## Short problem
Write out the listing below without alteration, omitting its pictures.
### Dataset records
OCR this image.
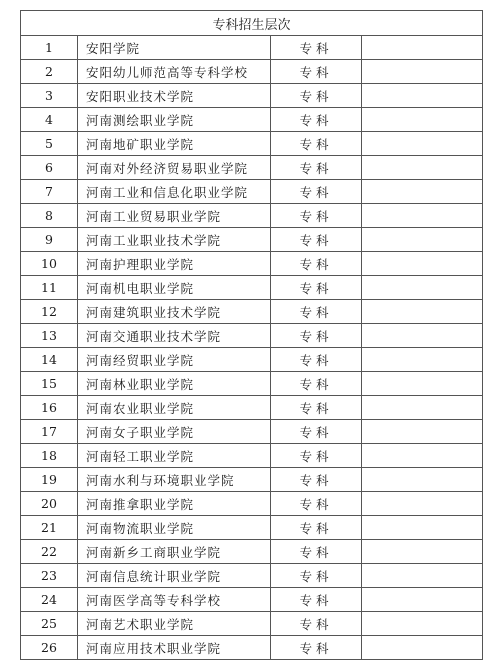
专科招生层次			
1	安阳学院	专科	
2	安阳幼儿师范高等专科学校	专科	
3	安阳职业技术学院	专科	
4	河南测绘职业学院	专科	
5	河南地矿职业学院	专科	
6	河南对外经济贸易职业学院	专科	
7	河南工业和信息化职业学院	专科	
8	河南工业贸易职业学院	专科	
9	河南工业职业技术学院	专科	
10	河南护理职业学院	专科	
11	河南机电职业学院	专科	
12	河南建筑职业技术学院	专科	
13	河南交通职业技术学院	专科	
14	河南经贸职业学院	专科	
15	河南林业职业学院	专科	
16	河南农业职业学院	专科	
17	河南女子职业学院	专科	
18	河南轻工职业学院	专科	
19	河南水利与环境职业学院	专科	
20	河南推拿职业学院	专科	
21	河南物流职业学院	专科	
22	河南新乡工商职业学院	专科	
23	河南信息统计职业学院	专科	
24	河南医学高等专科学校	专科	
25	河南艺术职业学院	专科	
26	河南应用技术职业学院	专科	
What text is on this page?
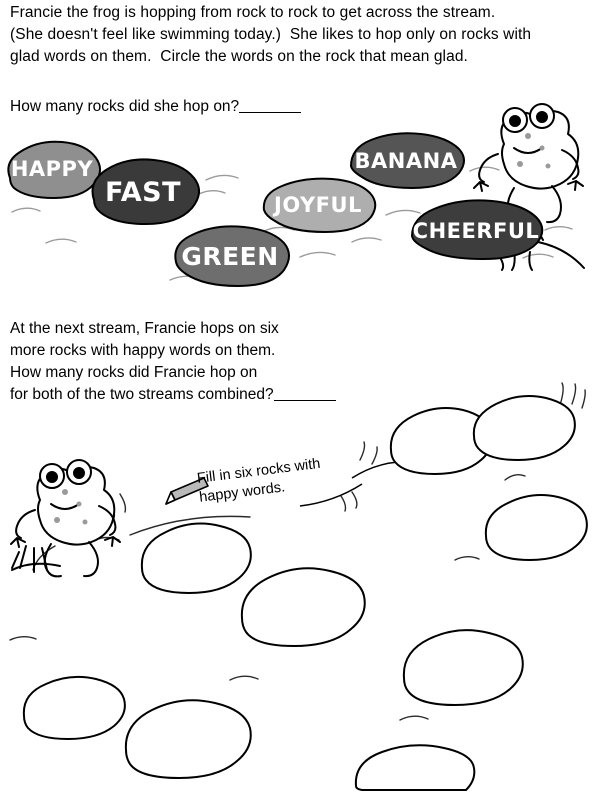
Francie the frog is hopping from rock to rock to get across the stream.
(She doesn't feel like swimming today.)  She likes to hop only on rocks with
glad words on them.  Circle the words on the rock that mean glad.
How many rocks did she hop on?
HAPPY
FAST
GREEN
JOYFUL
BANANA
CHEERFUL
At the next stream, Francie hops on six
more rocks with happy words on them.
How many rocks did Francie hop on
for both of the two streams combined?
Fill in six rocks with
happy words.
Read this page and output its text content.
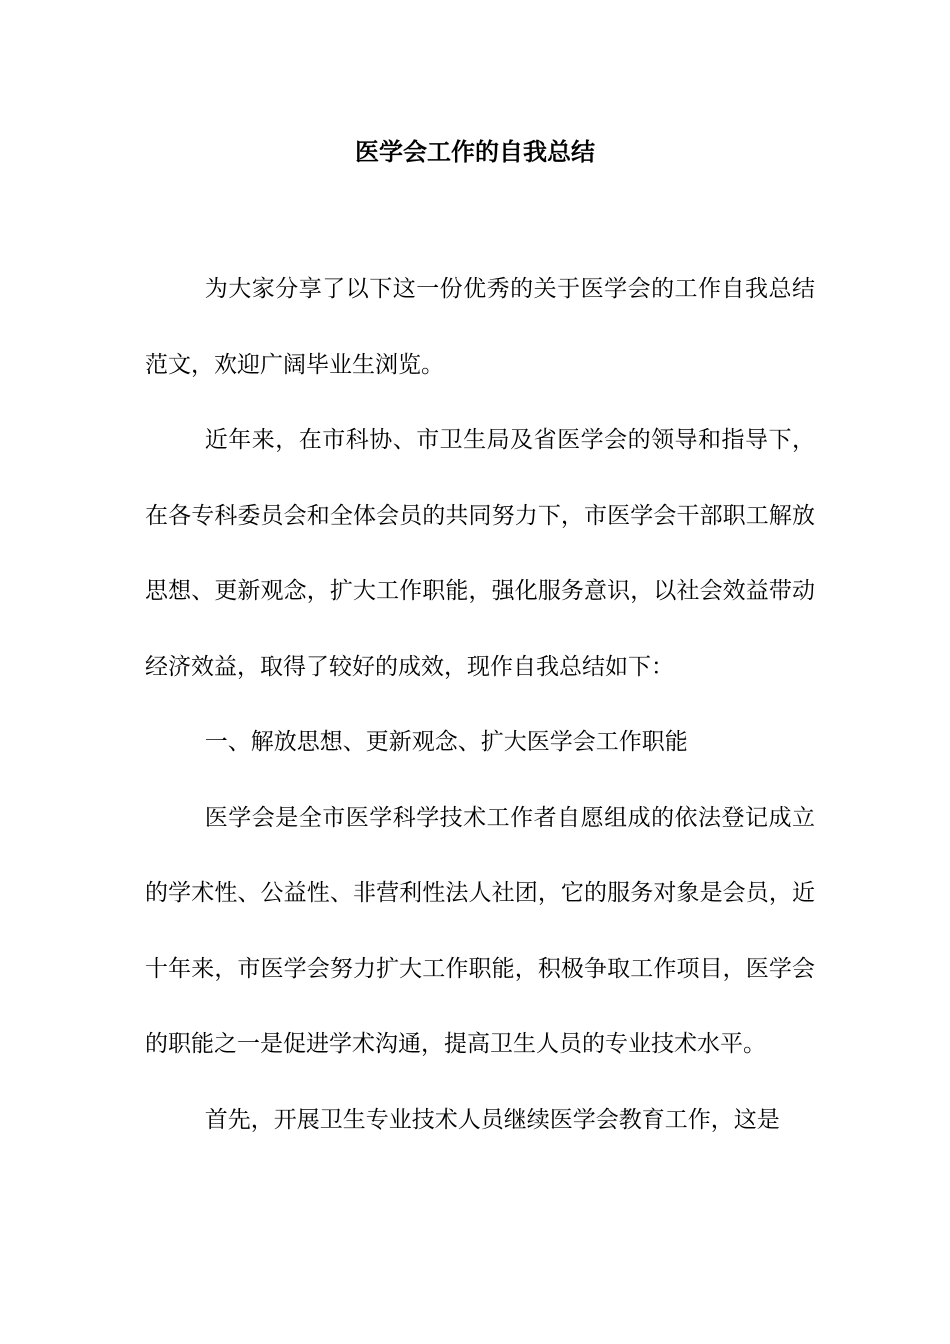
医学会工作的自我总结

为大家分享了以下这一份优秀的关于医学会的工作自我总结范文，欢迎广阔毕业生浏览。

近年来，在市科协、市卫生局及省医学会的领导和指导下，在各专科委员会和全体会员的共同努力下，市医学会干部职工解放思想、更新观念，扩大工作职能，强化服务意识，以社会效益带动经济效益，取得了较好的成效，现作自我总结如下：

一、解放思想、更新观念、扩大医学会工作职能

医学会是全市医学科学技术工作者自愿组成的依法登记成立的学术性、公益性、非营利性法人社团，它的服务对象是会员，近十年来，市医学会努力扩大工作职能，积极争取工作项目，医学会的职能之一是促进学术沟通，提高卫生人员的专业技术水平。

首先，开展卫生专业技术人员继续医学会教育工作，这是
######
## Solution
OCR this image.
专科招生层次			
1	安阳学院	专科	
2	安阳幼儿师范高等专科学校	专科	
3	安阳职业技术学院	专科	
4	河南测绘职业学院	专科	
5	河南地矿职业学院	专科	
6	河南对外经济贸易职业学院	专科	
7	河南工业和信息化职业学院	专科	
8	河南工业贸易职业学院	专科	
9	河南工业职业技术学院	专科	
10	河南护理职业学院	专科	
11	河南机电职业学院	专科	
12	河南建筑职业技术学院	专科	
13	河南交通职业技术学院	专科	
14	河南经贸职业学院	专科	
15	河南林业职业学院	专科	
16	河南农业职业学院	专科	
17	河南女子职业学院	专科	
18	河南轻工职业学院	专科	
19	河南水利与环境职业学院	专科	
20	河南推拿职业学院	专科	
21	河南物流职业学院	专科	
22	河南新乡工商职业学院	专科	
23	河南信息统计职业学院	专科	
24	河南医学高等专科学校	专科	
25	河南艺术职业学院	专科	
26	河南应用技术职业学院	专科	
What text is on this page?
Francie the frog is hopping from rock to rock to get across the stream.
(She doesn't feel like swimming today.)  She likes to hop only on rocks with
glad words on them.  Circle the words on the rock that mean glad.
How many rocks did she hop on?
HAPPY
FAST
GREEN
JOYFUL
BANANA
CHEERFUL
At the next stream, Francie hops on six
more rocks with happy words on them.
How many rocks did Francie hop on
for both of the two streams combined?
Fill in six rocks with
happy words.
Read this page and output its text content.
医学会工作的自我总结

为大家分享了以下这一份优秀的关于医学会的工作自我总结范文，欢迎广阔毕业生浏览。

近年来，在市科协、市卫生局及省医学会的领导和指导下，在各专科委员会和全体会员的共同努力下，市医学会干部职工解放思想、更新观念，扩大工作职能，强化服务意识，以社会效益带动经济效益，取得了较好的成效，现作自我总结如下：

一、解放思想、更新观念、扩大医学会工作职能

医学会是全市医学科学技术工作者自愿组成的依法登记成立的学术性、公益性、非营利性法人社团，它的服务对象是会员，近十年来，市医学会努力扩大工作职能，积极争取工作项目，医学会的职能之一是促进学术沟通，提高卫生人员的专业技术水平。

首先，开展卫生专业技术人员继续医学会教育工作，这是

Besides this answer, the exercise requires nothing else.